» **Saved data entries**
|---|

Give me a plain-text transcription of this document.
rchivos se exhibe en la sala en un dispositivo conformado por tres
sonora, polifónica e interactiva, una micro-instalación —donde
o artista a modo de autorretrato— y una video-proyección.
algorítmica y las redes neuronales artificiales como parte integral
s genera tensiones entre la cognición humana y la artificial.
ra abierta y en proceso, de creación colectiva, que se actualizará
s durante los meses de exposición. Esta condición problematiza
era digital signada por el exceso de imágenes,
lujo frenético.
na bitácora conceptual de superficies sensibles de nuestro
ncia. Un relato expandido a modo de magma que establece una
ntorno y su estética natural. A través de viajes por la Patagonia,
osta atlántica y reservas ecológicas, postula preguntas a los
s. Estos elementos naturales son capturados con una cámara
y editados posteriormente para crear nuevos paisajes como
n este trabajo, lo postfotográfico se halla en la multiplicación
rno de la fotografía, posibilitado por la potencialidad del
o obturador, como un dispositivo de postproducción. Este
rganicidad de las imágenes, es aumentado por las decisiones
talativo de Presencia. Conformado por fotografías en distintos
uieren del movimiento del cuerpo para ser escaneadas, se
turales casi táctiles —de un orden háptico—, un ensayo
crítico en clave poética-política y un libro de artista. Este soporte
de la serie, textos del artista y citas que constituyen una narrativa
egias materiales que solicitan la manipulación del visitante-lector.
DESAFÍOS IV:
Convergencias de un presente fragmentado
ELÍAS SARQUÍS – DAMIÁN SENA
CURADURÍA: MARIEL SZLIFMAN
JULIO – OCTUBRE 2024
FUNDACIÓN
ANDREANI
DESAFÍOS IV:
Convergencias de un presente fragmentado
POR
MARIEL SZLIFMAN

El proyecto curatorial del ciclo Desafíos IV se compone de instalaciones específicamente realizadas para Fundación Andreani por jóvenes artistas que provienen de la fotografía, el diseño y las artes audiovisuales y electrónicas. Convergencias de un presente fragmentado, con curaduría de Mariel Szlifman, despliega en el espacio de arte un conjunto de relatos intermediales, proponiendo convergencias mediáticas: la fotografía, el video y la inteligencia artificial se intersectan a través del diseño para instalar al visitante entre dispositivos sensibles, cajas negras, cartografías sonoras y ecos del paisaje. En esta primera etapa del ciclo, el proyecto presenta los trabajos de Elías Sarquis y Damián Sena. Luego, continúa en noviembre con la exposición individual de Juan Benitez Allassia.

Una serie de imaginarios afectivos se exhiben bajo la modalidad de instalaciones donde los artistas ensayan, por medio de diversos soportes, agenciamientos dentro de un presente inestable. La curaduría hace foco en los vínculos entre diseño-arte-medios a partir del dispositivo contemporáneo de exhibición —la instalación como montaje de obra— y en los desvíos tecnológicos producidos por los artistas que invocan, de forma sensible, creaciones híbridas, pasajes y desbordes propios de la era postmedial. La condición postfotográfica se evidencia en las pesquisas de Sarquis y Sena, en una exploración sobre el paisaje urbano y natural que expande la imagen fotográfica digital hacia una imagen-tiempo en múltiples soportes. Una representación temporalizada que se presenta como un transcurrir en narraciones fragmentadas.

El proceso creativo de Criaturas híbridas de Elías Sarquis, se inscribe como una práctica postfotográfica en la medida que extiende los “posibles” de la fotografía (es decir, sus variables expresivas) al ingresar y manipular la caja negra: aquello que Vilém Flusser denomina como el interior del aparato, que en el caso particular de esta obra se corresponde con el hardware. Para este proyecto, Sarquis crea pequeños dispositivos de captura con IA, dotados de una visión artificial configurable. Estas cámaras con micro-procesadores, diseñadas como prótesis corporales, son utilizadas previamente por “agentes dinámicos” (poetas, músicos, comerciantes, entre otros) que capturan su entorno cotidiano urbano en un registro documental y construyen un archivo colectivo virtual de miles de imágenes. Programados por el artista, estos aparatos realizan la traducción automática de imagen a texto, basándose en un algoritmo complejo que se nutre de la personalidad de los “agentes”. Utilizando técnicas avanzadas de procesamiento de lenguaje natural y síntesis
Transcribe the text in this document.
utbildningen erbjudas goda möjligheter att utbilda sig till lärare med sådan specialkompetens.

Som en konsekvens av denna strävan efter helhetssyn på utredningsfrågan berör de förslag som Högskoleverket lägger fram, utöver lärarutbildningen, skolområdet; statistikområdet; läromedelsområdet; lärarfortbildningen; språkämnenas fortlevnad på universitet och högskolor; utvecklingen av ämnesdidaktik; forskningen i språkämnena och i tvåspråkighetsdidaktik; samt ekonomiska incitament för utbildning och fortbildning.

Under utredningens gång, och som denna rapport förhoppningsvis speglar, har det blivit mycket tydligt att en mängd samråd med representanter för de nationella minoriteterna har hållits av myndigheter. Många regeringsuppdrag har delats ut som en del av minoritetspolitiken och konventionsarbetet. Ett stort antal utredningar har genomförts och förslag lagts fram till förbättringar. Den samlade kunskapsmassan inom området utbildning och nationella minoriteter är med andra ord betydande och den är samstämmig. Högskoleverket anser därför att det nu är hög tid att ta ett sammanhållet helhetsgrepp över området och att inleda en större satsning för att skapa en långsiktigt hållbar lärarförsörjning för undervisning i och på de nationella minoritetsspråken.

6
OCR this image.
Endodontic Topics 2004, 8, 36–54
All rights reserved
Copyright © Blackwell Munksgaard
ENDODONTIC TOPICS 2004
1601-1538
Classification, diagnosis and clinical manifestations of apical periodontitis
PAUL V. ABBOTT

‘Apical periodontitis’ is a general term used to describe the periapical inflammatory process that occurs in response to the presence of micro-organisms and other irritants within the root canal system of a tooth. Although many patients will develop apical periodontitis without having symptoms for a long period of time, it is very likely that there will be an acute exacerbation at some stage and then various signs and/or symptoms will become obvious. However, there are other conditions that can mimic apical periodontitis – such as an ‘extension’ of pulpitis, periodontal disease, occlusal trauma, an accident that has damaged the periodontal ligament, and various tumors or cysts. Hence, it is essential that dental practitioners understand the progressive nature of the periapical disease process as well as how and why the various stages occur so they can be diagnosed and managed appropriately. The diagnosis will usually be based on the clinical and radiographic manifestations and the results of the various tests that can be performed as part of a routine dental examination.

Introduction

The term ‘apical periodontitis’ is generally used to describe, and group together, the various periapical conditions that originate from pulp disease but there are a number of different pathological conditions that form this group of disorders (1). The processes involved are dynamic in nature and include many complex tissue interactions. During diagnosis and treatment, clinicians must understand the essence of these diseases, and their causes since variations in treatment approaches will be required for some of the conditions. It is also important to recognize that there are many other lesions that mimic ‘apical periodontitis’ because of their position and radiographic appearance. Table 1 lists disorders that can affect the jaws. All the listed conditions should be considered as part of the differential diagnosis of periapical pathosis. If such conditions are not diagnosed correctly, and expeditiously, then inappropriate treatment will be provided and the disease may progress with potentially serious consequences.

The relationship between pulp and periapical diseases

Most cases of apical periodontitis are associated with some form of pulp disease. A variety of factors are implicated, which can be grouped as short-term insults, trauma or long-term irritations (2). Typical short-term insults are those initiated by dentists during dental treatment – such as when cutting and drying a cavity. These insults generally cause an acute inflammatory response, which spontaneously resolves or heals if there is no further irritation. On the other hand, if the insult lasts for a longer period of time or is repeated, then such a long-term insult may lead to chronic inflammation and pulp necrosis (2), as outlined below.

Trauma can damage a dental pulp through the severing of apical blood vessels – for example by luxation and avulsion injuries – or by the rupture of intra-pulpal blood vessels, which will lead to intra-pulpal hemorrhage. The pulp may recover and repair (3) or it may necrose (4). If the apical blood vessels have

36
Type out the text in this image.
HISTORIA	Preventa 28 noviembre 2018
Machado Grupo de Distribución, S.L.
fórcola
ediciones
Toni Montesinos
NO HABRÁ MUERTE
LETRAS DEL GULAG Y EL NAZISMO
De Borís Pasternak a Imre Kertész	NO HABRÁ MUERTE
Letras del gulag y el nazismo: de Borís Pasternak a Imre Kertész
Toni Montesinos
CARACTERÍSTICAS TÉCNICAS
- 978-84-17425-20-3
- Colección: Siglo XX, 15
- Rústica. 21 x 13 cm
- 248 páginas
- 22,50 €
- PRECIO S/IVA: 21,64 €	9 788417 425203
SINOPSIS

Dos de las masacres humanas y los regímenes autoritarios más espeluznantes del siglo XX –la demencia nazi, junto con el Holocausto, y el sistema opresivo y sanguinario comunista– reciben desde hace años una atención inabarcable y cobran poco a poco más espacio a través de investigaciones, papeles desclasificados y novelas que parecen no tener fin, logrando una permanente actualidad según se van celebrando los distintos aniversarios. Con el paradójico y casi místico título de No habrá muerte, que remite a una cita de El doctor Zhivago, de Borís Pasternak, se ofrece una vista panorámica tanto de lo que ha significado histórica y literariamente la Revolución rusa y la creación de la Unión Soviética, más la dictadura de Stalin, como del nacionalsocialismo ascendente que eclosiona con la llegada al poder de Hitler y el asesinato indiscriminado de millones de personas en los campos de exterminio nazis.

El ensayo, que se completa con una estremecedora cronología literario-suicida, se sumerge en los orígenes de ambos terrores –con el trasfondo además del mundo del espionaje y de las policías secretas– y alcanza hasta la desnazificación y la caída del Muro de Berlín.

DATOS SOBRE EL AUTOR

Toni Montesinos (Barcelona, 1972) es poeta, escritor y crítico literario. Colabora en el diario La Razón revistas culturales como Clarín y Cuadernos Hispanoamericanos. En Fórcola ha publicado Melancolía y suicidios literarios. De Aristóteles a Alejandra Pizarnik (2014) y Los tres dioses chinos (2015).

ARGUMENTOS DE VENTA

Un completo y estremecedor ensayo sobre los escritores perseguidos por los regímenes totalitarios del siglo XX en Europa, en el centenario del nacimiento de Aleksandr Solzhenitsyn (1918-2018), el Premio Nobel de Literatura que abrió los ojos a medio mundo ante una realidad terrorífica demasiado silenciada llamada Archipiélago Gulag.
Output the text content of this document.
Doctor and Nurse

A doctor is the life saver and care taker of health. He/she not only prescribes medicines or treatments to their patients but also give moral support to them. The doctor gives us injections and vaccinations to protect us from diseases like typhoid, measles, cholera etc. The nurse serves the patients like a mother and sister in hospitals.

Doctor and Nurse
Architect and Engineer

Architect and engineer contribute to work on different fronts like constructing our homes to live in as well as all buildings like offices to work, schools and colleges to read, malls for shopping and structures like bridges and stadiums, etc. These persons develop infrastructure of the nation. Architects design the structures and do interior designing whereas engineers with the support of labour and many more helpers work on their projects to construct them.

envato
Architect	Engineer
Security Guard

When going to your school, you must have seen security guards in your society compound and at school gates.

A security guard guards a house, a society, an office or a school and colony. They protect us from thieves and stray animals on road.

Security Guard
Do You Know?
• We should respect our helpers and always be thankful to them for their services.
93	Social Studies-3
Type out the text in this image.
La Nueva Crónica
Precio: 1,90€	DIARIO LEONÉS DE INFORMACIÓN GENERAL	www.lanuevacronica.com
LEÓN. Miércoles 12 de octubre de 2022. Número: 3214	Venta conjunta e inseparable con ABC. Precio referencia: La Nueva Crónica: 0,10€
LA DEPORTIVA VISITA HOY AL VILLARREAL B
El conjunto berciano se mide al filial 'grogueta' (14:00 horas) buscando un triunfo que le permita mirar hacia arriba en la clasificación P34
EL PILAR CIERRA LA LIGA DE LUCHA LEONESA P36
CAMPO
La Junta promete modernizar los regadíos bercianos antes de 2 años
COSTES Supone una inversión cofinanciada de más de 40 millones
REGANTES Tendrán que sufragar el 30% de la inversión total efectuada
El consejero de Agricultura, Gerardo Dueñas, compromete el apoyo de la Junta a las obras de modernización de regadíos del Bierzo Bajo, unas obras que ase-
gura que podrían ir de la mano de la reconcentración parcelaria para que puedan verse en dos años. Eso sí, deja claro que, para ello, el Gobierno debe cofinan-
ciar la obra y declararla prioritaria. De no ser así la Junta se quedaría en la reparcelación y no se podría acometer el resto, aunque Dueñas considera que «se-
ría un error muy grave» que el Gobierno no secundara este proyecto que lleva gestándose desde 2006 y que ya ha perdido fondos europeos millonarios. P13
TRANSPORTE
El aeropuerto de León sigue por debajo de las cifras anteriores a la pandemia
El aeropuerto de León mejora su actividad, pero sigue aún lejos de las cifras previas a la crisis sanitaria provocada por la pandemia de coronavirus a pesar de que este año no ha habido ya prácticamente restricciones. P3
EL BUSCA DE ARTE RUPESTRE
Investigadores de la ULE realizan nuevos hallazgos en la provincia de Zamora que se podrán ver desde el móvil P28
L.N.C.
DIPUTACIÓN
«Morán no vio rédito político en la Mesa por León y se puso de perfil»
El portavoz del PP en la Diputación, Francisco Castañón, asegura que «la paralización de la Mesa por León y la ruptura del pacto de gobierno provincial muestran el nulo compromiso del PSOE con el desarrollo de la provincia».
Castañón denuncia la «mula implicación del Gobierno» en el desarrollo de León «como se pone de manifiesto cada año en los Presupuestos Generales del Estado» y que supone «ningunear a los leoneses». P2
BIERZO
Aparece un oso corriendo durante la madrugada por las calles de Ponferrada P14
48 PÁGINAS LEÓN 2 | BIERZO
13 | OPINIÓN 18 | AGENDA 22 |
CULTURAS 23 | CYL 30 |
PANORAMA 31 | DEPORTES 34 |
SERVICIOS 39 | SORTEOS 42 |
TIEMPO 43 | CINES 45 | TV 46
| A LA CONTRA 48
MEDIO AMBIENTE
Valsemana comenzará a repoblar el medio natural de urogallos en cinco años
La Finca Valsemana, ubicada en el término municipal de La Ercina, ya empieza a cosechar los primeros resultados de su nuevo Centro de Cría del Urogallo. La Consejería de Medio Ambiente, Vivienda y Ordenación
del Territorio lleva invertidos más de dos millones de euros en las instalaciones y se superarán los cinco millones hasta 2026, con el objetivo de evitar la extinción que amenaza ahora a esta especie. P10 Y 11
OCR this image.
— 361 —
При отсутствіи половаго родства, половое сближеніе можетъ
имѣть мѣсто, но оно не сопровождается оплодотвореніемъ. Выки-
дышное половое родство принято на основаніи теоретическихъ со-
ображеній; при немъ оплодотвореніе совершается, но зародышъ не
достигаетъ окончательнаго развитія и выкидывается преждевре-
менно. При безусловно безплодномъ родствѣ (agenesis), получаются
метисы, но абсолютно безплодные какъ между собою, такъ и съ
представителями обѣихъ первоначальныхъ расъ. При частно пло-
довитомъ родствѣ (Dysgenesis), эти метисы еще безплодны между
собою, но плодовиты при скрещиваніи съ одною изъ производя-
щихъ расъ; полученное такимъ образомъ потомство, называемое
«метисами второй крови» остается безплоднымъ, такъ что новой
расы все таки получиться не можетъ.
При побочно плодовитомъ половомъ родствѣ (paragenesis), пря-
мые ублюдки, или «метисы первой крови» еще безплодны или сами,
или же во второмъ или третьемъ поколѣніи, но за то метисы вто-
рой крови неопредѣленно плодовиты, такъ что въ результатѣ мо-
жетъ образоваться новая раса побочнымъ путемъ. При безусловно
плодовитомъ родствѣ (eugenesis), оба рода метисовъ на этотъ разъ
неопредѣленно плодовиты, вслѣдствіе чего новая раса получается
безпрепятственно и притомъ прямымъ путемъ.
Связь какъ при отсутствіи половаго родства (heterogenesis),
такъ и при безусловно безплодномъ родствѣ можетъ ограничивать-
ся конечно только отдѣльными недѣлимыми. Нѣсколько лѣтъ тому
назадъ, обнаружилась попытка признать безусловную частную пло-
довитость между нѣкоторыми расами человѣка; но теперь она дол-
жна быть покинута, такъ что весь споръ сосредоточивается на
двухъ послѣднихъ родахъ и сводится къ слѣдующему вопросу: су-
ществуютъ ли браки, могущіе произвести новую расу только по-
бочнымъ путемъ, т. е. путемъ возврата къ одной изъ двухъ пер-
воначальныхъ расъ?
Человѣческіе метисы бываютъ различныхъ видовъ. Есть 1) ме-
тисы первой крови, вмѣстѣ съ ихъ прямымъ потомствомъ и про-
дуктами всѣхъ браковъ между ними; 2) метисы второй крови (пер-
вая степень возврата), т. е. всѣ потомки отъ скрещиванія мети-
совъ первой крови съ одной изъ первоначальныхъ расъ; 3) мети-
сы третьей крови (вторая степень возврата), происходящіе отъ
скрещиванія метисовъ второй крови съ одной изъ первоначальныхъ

|---|

» **WHAT IS EXPECTED**
Wherever the string "society" appears in the entries, copy that line.

» **OUTPUT OF THE EXERCISE**
When going to your school, you must have seen security guards in your society compound and at school gates.
A security guard guards a house, a society, an office or a school and colony. They protect us from thieves and stray animals on road.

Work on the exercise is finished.